TO BE DONE> Find the lines of data that contain the string "слабокаменистых", then list them.

Dataset items>
--- start ---

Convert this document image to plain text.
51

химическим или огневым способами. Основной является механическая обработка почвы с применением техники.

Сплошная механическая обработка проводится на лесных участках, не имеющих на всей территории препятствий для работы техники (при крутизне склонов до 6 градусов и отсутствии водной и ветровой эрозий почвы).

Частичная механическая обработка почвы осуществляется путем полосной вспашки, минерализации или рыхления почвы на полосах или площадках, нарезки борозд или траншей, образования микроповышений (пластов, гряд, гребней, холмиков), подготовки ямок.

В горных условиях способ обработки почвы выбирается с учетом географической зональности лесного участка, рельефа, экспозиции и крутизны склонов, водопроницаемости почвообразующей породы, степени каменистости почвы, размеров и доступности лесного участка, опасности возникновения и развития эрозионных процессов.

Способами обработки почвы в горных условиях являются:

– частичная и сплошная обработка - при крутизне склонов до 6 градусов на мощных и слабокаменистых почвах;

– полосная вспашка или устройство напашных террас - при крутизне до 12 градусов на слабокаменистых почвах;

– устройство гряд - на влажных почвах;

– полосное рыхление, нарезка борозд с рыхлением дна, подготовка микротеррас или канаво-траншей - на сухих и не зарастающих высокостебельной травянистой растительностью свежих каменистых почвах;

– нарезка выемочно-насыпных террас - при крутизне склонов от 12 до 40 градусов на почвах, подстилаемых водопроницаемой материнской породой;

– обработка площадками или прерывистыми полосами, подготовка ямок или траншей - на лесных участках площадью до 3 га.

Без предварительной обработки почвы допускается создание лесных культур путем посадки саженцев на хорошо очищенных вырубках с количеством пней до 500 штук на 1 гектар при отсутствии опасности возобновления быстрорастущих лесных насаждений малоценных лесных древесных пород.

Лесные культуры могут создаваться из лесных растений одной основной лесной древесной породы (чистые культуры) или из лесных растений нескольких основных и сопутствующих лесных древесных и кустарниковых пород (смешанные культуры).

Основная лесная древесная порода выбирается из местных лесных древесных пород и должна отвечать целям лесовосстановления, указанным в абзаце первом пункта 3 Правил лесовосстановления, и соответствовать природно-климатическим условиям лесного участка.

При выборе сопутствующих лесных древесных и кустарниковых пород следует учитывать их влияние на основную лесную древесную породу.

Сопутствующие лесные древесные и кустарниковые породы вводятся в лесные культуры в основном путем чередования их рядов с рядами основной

--- end ---

REPLY>
– частичная и сплошная обработка - при крутизне склонов до 6 градусов на мощных и слабокаменистых почвах;
– полосная вспашка или устройство напашных террас - при крутизне до 12 градусов на слабокаменистых почвах;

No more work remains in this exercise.